*PROBLEM DETAILS:*
Go through the lines below and copy each one that holds the string "Zurich".

--- begin RECORDS SHOWN ---

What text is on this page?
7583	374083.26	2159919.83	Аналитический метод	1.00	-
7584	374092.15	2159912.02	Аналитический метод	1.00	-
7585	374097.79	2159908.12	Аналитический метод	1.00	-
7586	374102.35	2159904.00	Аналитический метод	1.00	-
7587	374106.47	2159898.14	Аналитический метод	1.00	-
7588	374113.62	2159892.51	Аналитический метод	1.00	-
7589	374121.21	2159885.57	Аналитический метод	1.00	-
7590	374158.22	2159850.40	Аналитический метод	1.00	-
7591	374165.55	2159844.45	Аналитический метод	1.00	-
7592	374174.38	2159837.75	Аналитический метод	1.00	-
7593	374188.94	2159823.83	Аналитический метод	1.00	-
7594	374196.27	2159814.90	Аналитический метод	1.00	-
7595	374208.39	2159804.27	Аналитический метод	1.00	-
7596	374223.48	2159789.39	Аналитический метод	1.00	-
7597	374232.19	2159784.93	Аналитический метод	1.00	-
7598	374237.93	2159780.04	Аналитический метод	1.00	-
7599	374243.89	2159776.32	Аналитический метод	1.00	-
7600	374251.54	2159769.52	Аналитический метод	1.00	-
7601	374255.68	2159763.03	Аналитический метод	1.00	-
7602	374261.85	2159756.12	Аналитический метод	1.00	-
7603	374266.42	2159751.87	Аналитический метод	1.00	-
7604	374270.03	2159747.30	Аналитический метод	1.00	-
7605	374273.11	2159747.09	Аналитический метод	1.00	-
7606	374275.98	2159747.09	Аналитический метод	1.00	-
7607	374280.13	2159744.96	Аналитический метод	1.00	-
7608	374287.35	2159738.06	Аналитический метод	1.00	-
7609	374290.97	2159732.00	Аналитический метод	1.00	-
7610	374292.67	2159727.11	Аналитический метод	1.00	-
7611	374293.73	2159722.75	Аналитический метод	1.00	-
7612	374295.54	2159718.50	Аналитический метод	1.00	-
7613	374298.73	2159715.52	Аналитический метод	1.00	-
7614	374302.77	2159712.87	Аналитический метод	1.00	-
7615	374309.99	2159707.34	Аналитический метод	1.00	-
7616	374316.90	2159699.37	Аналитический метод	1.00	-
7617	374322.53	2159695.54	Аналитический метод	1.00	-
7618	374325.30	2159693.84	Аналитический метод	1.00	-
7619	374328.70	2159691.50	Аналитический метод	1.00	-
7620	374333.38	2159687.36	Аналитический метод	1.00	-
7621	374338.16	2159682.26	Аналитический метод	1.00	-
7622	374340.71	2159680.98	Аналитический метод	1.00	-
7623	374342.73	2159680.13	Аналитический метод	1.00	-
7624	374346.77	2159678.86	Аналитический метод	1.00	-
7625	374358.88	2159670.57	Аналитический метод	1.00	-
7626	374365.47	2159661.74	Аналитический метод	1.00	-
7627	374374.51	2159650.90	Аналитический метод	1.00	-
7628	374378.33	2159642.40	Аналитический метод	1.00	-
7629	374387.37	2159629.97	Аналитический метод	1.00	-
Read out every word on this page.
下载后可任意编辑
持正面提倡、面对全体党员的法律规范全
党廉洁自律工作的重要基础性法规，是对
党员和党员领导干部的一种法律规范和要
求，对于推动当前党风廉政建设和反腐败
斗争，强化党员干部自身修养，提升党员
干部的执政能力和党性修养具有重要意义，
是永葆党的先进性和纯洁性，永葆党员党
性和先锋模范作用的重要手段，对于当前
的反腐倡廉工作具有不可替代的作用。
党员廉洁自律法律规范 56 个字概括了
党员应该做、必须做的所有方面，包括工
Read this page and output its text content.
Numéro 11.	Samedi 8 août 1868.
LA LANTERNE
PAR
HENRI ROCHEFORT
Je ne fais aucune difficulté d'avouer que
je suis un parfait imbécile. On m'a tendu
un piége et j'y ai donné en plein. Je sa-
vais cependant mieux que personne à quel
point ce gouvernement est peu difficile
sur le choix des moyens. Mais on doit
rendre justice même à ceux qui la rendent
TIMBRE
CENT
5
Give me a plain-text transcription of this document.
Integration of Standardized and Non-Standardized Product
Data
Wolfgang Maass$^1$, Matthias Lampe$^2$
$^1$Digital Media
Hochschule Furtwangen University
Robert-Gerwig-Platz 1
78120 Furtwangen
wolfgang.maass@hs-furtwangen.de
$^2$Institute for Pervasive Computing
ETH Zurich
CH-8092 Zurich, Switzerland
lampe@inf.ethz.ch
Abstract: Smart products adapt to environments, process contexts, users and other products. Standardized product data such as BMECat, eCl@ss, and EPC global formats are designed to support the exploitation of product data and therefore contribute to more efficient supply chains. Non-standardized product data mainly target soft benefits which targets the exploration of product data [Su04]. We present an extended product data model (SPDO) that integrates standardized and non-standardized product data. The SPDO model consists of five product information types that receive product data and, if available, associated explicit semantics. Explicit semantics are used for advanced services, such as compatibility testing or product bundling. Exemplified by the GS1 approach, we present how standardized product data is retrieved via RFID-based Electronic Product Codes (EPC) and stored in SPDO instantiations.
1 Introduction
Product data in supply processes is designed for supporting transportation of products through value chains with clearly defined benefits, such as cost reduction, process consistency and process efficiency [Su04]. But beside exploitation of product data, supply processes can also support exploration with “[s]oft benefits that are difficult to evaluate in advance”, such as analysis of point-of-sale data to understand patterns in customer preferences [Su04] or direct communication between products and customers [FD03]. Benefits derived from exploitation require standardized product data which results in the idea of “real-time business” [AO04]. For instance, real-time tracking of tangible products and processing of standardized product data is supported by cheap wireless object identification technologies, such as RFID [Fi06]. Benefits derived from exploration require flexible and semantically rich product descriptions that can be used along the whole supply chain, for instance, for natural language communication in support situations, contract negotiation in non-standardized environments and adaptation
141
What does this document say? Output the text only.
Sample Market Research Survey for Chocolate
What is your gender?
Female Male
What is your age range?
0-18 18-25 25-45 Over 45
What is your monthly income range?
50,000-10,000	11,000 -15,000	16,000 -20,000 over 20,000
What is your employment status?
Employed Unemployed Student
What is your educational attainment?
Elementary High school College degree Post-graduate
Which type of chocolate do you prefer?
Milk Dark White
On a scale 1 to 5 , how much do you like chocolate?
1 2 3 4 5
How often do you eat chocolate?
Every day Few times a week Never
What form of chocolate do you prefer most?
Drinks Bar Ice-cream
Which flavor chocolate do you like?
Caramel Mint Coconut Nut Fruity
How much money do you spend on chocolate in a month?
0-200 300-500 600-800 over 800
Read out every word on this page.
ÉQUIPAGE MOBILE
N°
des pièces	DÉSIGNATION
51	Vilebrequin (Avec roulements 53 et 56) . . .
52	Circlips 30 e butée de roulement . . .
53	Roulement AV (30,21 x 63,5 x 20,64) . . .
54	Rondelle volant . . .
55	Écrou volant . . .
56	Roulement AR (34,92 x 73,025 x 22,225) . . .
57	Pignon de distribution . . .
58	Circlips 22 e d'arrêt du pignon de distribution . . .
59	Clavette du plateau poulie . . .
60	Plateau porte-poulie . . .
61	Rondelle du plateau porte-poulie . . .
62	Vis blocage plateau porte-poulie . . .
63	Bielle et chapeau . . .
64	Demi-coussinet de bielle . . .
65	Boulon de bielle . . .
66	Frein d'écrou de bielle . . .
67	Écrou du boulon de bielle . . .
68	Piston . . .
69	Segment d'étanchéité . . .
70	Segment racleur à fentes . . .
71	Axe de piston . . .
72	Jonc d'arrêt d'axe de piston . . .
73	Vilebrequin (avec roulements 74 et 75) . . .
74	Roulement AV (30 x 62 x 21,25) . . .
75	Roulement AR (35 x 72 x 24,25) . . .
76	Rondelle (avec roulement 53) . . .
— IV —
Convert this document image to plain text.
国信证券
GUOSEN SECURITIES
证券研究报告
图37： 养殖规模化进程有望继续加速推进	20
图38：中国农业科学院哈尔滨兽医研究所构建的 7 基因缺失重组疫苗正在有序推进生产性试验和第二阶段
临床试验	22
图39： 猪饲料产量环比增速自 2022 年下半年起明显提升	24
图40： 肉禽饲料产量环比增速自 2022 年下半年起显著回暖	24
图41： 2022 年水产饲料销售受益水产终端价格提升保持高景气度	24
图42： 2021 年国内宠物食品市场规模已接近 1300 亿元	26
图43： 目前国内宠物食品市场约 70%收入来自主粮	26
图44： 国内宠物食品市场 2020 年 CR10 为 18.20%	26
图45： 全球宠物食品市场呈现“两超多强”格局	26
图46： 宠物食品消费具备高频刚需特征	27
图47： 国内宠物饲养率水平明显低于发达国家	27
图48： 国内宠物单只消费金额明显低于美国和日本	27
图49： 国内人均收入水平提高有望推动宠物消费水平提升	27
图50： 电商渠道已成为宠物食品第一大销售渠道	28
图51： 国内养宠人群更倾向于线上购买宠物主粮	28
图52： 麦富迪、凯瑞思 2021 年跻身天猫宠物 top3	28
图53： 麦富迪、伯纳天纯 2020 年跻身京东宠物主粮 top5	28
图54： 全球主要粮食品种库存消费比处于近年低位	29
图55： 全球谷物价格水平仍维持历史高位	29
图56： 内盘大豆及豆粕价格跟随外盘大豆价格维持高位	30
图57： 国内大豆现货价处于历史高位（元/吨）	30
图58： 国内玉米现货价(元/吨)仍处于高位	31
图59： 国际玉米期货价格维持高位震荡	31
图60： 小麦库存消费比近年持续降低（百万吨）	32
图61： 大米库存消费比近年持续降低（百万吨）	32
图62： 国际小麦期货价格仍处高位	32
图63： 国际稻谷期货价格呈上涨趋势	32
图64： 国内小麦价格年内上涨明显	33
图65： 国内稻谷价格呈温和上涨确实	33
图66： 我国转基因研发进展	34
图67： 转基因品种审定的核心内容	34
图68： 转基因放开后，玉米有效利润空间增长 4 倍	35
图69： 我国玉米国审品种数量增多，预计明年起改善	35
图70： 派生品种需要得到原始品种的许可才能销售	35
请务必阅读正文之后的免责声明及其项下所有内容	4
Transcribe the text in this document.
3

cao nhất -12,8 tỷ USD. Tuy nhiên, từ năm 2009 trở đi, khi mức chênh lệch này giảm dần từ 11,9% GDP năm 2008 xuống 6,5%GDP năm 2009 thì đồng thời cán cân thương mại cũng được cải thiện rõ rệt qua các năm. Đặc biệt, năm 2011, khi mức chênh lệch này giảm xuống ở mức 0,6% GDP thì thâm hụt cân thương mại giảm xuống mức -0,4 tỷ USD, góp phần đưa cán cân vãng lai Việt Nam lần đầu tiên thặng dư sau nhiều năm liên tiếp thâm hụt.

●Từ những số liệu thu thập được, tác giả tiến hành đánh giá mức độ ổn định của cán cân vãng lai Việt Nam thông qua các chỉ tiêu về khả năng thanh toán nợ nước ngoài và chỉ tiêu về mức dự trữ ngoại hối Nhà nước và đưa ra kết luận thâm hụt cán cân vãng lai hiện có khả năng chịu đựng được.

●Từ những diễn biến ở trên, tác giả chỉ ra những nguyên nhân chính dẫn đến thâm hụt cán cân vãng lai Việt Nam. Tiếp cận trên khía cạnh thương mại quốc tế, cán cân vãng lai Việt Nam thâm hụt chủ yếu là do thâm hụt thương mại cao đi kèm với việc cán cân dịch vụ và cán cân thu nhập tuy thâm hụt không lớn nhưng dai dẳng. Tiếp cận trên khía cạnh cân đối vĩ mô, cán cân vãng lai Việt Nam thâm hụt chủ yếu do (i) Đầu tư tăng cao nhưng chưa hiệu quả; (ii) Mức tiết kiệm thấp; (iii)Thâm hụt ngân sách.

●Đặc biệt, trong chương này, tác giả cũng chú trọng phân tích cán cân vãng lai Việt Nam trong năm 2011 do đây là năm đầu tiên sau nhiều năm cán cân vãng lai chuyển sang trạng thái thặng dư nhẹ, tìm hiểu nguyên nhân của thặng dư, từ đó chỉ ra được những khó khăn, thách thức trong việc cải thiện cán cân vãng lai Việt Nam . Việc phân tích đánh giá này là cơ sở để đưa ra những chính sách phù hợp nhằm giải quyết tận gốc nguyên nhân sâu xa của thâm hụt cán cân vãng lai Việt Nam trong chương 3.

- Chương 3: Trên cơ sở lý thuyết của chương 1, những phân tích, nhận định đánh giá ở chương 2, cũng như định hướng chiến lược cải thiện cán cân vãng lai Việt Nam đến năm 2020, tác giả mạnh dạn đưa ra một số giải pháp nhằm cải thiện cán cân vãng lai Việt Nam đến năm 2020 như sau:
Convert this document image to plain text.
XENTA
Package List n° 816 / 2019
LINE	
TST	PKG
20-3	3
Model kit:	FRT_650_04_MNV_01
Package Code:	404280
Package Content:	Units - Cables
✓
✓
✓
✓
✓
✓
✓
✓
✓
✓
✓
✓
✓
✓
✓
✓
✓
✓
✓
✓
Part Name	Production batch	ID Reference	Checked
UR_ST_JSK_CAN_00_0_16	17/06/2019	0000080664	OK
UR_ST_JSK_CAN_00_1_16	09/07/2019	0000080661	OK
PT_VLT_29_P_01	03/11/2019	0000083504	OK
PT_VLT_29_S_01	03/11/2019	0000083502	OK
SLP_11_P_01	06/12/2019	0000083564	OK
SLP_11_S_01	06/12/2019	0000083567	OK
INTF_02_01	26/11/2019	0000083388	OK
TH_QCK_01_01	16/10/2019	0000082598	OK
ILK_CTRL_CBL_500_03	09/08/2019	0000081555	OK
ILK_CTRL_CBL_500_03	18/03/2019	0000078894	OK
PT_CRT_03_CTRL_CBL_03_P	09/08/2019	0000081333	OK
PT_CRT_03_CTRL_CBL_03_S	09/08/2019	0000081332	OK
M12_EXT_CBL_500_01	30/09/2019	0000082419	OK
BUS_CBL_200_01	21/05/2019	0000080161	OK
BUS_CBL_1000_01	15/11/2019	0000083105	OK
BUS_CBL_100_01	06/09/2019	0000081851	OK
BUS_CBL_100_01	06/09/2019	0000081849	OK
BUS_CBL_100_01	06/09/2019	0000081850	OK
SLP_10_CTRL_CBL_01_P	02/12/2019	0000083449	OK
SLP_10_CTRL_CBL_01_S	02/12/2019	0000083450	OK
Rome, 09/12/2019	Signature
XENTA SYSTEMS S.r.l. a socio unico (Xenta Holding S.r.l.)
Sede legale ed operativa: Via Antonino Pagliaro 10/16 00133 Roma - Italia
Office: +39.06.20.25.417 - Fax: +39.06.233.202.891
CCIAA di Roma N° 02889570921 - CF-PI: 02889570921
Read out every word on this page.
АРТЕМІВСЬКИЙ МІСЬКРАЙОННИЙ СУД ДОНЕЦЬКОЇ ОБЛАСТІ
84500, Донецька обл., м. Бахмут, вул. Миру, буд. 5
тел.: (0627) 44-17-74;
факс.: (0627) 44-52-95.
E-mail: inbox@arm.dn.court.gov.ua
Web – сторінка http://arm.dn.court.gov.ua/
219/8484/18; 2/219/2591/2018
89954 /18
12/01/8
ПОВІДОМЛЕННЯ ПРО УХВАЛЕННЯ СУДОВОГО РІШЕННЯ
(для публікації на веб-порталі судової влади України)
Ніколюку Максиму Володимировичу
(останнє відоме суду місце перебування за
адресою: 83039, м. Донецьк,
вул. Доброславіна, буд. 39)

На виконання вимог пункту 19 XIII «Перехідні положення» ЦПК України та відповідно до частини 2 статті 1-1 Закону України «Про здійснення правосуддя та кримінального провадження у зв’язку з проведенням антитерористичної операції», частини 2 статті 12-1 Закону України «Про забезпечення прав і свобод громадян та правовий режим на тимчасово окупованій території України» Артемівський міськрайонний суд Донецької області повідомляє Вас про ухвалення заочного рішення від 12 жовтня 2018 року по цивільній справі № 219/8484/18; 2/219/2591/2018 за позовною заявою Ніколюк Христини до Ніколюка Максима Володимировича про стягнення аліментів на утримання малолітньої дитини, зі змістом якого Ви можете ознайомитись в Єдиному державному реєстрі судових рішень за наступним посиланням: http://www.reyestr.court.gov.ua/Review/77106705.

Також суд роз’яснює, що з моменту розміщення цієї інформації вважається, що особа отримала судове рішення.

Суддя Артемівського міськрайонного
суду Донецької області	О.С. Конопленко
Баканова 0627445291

--- end RECORDS SHOWN ---

*TASK RESULT:*
ETH Zurich
CH-8092 Zurich, Switzerland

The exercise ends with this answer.